■ **OBIETTIVO 1**:
Individua tutte le righe delle voci in cui compare la stringa "Bandgap" e trascrivile per intero.

Abbiamo intervistato Marco Tonelli, promotore dell’ iniziativa per il Comune di Todi, grazie alla sua carica di curatore scientifico della Fondazione Progetti Beverly Pepper di Todi che negli anni a prodotto una serie di attività di grande rilievo riguardo alla disseminazione dell’arte contemporanea nel Comune di Todi.

 

Dott. Tonelli, come nasce la volontà  di partecipare a questo Bando?

Fondamentalmente, appena uscito il Bando ci siamo resi conto che Todi era la città perfetta per potervi partecipare viste le caratteristiche richieste, ossia quelle di una città piccola, che però avesse già in essere una alta densità cospicua di eventi legati all’arte, un’opportunità quindi che non potevamo assolutamente lasciarci sfuggire. E’ stato un lavoro molto veloce, visto le tempistiche che avevamo, ma ben strutturato e chiaro fin da subito, tanto da permetterci di entrare nella rosa dei primi cinque.

In "palio" un finanziamento da 1 milione di euro per la realizzazione delle attività proposte, che vanno nel caso di Todi dalla riqualificazione di aree urbane e periurbane alla rigenerazioni di luoghi e spazi, da azioni di inclusione sociale e partecipazione pubblica al coinvolgimento di nuove generazioni di creativi, da una formazione mirata ad un cartellone articolato tra mostre, installazioni e presenze artistiche.

 

Perché il nome “Ponte contemporaneo”?

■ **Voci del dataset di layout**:
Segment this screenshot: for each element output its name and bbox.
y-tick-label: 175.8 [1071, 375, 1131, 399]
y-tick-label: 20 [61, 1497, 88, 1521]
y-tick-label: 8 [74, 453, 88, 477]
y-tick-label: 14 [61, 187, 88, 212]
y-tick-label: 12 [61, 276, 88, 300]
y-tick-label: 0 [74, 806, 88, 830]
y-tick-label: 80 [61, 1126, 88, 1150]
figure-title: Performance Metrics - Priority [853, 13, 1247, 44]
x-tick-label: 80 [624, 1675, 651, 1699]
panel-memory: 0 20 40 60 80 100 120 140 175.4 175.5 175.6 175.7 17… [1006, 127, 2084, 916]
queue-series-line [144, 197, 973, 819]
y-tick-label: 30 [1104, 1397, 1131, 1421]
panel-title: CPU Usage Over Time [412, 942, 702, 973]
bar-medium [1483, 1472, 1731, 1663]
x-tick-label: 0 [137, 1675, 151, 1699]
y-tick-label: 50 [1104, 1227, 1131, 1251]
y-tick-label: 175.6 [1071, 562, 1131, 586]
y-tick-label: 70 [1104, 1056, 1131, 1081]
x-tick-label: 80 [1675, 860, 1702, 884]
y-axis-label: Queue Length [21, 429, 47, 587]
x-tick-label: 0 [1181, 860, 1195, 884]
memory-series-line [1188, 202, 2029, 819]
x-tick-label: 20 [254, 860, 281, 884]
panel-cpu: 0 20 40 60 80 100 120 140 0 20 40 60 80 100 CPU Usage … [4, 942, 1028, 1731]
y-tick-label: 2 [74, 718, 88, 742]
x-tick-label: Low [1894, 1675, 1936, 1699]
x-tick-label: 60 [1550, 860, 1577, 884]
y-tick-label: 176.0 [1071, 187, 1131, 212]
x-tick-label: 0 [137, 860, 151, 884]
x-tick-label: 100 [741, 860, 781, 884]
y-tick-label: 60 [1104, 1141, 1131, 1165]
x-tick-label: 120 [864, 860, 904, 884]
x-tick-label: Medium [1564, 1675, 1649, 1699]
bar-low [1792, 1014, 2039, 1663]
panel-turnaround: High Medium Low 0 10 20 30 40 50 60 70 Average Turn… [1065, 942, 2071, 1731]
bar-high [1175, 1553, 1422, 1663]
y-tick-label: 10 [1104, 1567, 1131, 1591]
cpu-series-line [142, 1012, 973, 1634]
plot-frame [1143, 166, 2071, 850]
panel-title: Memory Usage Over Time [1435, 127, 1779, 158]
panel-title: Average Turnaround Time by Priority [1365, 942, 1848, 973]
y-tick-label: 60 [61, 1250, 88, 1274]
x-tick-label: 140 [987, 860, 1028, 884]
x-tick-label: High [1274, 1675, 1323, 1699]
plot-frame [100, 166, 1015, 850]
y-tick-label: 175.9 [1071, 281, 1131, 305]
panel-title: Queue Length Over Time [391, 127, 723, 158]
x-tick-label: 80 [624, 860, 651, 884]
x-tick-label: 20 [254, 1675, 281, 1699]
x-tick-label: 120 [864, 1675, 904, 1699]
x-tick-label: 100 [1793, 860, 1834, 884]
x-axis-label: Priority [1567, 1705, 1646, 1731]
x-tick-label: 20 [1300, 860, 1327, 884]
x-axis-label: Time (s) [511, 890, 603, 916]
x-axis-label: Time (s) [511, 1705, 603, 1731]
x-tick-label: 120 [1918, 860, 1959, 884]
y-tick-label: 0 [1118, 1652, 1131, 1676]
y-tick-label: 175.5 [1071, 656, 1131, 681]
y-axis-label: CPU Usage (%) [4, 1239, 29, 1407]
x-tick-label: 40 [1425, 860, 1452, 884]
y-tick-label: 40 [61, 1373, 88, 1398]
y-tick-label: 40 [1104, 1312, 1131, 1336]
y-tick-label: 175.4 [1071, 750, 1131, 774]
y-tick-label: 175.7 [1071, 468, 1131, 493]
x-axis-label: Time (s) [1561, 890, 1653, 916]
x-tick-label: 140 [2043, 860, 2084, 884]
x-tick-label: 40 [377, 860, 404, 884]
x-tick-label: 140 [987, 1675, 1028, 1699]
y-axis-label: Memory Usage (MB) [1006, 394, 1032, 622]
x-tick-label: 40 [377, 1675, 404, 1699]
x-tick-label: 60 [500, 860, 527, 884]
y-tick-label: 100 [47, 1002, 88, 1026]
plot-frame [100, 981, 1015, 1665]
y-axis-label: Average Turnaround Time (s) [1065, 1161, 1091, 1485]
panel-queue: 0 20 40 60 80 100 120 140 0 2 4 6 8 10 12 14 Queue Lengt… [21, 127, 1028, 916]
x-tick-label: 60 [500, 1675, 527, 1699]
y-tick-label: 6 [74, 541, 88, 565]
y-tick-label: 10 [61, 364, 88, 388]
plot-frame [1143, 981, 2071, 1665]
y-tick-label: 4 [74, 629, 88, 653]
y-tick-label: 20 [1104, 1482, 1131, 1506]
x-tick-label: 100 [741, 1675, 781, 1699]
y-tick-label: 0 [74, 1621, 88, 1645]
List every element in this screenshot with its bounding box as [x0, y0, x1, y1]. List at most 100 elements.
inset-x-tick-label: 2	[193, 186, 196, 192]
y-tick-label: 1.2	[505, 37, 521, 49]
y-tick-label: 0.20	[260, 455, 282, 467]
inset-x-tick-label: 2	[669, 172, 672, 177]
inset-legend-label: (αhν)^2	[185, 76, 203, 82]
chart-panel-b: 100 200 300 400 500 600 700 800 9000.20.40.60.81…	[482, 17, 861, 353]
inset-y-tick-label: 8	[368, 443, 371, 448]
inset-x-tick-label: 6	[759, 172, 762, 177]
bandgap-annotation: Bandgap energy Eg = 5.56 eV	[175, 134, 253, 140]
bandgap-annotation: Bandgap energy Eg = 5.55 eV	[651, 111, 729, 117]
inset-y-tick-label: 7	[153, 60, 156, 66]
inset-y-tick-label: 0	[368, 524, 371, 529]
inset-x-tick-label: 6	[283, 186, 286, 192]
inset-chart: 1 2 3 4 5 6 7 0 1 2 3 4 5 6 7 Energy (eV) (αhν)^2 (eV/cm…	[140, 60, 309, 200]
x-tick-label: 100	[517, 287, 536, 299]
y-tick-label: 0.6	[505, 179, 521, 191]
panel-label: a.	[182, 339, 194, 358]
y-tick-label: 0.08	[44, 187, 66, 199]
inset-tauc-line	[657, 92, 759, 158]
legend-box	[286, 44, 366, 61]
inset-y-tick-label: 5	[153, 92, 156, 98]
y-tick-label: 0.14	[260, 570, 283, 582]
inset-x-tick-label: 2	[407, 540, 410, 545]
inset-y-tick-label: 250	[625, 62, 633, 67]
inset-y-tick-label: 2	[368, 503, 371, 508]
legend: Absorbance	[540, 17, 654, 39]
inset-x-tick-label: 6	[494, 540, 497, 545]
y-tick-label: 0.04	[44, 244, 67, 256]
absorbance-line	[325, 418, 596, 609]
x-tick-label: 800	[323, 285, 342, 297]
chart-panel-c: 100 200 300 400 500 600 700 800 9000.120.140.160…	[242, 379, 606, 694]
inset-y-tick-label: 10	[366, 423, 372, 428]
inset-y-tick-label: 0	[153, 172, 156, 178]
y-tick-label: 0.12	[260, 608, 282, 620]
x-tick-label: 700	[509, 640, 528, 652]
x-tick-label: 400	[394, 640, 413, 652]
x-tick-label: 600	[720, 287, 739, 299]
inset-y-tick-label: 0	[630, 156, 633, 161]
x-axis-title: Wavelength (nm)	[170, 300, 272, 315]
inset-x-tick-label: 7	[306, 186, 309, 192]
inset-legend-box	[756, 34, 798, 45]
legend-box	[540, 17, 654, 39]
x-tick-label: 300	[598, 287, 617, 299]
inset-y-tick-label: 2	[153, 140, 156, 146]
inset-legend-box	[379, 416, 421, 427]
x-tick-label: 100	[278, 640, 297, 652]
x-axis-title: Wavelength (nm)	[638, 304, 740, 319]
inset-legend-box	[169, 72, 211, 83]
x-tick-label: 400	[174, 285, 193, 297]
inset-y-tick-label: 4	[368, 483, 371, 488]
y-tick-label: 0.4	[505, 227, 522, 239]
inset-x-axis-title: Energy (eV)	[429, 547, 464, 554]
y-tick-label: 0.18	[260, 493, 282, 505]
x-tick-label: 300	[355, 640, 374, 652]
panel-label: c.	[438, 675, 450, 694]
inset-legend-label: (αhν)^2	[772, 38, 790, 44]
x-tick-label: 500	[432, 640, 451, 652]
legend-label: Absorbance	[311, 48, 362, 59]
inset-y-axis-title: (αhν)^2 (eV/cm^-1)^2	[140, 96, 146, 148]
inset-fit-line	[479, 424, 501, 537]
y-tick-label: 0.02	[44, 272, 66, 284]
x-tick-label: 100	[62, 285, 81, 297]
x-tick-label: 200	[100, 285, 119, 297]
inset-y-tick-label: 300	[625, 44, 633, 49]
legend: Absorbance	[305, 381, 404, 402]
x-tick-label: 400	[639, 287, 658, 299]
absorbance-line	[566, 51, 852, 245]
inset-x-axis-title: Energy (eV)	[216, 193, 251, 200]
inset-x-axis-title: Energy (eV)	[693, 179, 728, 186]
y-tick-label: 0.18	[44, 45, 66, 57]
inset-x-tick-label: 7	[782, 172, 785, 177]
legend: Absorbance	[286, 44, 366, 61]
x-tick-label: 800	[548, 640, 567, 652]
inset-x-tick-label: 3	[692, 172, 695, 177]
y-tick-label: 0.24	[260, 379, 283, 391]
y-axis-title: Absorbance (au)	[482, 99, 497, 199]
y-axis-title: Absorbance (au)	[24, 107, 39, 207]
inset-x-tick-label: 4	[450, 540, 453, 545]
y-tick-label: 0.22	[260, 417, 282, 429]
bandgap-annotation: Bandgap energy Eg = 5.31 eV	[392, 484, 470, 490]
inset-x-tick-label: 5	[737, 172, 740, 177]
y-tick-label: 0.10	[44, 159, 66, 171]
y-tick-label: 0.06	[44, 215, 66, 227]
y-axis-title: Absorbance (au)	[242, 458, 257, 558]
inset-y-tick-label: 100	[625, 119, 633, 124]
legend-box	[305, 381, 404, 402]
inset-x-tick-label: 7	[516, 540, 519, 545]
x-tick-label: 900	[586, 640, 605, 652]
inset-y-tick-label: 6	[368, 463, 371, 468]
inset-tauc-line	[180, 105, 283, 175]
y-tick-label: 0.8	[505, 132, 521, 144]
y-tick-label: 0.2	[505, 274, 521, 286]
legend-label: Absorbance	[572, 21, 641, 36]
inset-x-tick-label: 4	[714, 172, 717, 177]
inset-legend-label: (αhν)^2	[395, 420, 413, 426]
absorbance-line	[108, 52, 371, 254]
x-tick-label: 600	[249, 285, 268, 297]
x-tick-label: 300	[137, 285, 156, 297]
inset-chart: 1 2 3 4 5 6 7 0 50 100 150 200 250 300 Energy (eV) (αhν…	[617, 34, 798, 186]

■ **OBIETTIVO 2**:
Riporta fedelmente dall'intervista sul bando di Todi tutto ciò che va da "Dott. Tonelli, come" fino a "dei primi cinque.".

■ **SOLUZIONE 1**:
bandgap-annotation: Bandgap energy Eg = 5.56 eV	[175, 134, 253, 140]
bandgap-annotation: Bandgap energy Eg = 5.55 eV	[651, 111, 729, 117]
bandgap-annotation: Bandgap energy Eg = 5.31 eV	[392, 484, 470, 490]

■ **SOLUZIONE 2**:
Dott. Tonelli, come nasce la volontà  di partecipare a questo Bando?

Fondamentalmente, appena uscito il Bando ci siamo resi conto che Todi era la città perfetta per potervi partecipare viste le caratteristiche richieste, ossia quelle di una città piccola, che però avesse già in essere una alta densità cospicua di eventi legati all’arte, un’opportunità quindi che non potevamo assolutamente lasciarci sfuggire. E’ stato un lavoro molto veloce, visto le tempistiche che avevamo, ma ben strutturato e chiaro fin da subito, tanto da permetterci di entrare nella rosa dei primi cinque.